Begin

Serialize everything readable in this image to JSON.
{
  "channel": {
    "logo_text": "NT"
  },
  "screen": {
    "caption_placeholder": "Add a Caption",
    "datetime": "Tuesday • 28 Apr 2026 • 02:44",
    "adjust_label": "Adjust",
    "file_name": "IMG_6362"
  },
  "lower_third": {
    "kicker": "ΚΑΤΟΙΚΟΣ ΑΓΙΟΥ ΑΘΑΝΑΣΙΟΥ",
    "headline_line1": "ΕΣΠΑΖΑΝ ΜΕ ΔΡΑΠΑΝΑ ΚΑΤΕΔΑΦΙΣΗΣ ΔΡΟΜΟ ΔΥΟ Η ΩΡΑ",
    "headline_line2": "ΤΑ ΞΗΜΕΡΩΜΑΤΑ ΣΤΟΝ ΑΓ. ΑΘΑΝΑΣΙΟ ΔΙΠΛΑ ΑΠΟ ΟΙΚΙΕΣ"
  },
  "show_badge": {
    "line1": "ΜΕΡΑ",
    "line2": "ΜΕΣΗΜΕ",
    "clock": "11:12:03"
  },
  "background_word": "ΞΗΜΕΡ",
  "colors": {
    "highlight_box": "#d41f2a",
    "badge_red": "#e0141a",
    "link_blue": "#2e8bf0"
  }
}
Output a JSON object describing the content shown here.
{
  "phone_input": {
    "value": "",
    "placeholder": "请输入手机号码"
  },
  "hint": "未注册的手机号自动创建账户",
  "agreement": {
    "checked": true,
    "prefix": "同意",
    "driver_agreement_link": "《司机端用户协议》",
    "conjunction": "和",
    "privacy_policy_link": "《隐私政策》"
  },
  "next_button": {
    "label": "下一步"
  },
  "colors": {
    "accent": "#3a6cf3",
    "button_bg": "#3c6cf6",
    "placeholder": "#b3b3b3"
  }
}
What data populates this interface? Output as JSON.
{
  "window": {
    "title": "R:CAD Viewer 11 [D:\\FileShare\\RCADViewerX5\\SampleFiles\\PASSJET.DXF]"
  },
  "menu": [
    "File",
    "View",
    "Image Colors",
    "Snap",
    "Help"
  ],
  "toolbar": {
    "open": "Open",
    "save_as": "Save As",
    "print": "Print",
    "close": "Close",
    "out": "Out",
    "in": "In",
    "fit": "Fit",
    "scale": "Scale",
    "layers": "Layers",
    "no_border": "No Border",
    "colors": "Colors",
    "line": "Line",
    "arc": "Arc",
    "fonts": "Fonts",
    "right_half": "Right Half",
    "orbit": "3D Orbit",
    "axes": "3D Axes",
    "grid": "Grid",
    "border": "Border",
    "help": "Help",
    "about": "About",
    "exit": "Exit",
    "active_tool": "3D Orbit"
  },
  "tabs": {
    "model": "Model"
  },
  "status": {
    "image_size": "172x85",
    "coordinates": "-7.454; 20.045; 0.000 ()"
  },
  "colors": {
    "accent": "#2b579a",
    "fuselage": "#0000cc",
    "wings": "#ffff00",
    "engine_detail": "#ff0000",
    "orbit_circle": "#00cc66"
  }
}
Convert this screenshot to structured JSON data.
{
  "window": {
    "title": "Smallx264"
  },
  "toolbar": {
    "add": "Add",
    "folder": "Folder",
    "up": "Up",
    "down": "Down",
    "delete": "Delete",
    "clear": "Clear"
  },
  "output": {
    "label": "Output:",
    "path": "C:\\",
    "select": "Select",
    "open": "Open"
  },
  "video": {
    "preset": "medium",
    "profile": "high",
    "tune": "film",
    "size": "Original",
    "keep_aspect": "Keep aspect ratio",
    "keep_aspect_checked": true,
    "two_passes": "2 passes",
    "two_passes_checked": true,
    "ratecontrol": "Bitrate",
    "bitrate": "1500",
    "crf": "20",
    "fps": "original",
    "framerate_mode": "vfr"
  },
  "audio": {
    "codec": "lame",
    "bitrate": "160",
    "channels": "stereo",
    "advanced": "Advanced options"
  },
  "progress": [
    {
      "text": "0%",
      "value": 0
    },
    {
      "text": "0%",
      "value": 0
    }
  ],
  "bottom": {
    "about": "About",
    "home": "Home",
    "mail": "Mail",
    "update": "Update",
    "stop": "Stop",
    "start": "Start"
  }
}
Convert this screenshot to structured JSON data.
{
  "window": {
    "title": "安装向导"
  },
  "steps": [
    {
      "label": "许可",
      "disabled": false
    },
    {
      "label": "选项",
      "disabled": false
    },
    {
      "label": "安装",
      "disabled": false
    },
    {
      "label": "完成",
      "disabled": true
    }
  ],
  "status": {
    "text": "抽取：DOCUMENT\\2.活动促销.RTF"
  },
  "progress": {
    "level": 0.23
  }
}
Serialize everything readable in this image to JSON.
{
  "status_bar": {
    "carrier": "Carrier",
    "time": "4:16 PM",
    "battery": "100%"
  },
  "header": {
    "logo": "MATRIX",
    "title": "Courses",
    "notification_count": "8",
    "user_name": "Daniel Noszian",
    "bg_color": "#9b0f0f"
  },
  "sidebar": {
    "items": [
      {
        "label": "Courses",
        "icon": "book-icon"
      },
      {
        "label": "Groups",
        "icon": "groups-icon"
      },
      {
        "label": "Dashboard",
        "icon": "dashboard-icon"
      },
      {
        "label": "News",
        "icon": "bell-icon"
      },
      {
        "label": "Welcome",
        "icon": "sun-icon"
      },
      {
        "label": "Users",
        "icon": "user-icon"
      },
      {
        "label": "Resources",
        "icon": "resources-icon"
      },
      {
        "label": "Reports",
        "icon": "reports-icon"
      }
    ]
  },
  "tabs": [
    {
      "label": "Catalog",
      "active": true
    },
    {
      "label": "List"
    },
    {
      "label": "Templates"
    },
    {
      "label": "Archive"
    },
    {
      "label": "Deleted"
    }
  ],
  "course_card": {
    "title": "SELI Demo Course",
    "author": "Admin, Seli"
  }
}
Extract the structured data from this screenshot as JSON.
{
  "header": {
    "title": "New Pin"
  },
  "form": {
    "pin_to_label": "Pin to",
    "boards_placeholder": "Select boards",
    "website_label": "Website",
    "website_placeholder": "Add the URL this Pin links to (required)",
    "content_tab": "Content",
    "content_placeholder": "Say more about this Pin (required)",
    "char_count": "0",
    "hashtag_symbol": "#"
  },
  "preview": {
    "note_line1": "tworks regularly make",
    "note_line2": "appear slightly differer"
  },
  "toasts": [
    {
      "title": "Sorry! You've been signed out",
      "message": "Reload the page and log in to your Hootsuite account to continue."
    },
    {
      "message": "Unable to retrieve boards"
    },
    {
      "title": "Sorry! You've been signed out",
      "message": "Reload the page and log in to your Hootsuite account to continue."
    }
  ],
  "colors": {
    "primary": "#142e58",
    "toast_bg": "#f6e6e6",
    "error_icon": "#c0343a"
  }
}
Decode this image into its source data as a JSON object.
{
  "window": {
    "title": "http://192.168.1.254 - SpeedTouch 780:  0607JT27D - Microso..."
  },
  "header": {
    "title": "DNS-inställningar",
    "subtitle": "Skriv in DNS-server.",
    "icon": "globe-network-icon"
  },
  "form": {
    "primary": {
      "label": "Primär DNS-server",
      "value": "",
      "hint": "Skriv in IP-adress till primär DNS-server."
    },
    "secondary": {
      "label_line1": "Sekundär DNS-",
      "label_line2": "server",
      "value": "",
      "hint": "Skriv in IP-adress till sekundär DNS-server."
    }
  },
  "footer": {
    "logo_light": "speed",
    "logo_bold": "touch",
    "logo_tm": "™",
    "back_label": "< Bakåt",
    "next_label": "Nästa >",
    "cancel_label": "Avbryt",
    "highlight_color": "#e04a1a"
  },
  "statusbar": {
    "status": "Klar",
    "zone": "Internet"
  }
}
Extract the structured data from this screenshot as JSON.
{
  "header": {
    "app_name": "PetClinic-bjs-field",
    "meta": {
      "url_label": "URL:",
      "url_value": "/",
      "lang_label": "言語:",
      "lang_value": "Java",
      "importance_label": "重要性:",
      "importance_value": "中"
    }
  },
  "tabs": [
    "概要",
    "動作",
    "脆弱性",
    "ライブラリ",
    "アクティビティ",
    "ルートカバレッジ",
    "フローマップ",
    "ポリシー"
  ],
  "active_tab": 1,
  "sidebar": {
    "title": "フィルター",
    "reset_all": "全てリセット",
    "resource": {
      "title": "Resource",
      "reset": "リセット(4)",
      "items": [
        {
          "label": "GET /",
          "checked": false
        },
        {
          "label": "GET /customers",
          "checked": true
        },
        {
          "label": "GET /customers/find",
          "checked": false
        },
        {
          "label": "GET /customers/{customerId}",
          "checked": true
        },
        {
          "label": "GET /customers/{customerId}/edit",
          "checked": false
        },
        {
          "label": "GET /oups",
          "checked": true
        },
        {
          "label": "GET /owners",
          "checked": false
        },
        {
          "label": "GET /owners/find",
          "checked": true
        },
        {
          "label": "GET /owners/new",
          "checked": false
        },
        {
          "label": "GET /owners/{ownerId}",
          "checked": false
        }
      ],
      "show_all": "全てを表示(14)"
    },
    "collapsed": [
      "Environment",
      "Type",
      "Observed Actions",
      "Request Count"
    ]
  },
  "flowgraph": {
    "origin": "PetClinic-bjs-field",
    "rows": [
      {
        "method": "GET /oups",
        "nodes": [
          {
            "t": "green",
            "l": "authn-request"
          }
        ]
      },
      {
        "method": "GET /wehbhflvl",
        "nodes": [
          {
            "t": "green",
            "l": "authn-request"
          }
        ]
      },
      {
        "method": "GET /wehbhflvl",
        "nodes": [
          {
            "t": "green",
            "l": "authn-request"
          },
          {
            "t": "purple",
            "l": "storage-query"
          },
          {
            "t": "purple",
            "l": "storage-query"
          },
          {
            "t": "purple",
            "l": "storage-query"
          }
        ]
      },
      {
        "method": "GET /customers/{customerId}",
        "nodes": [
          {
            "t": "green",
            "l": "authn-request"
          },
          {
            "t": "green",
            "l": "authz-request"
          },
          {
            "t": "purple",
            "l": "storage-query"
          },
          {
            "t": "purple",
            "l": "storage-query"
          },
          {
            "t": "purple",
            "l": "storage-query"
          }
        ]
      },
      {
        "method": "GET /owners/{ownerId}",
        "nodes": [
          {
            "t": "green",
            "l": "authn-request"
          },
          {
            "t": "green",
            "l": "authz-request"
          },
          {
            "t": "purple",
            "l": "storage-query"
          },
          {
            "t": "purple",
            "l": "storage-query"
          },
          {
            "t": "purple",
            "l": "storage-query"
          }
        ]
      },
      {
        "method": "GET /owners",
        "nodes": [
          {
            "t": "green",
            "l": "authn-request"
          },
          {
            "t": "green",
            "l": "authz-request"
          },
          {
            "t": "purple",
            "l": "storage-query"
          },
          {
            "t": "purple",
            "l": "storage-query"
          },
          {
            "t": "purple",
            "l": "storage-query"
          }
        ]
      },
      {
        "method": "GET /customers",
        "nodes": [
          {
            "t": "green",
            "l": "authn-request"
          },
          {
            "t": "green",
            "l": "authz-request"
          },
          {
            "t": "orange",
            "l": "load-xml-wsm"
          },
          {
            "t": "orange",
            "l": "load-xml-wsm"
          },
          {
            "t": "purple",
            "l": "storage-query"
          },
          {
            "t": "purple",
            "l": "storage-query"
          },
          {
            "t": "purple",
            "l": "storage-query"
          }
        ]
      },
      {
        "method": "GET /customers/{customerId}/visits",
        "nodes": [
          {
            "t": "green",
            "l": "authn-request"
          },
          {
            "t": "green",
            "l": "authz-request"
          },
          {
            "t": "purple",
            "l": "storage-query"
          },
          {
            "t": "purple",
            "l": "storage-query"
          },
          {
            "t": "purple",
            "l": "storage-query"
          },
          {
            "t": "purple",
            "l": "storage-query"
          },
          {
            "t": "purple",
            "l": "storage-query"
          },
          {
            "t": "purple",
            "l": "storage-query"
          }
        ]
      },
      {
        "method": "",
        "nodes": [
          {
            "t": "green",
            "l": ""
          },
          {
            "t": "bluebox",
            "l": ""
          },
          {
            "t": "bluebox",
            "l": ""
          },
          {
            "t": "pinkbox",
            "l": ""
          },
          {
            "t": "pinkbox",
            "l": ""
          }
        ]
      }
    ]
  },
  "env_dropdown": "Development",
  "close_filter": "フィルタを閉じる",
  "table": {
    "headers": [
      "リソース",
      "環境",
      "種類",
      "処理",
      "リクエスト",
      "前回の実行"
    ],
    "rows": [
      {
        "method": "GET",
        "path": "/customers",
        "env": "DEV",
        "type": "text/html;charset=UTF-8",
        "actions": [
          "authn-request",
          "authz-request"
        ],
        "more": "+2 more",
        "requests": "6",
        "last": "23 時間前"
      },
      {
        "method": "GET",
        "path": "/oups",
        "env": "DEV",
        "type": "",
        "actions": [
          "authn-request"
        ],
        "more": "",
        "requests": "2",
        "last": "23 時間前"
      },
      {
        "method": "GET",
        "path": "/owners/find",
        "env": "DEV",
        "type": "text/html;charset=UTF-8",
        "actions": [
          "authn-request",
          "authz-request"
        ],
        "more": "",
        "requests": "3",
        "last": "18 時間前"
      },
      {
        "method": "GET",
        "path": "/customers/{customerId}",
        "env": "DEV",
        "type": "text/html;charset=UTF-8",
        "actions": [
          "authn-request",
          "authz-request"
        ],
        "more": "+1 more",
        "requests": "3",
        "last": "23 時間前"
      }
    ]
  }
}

End

### Given exercise
Search the entries for the string "this" and collect each line that has it.

### Task answer
Serialize everything readable in this image to JSON.
What data populates this interface? Output as JSON.
Convert this screenshot to structured JSON data.
Convert this screenshot to structured JSON data.
Serialize everything readable in this image to JSON.
Extract the structured data from this screenshot as JSON.
    "website_placeholder": "Add the URL this Pin links to (required)",
    "content_placeholder": "Say more about this Pin (required)",
Decode this image into its source data as a JSON object.
Extract the structured data from this screenshot as JSON.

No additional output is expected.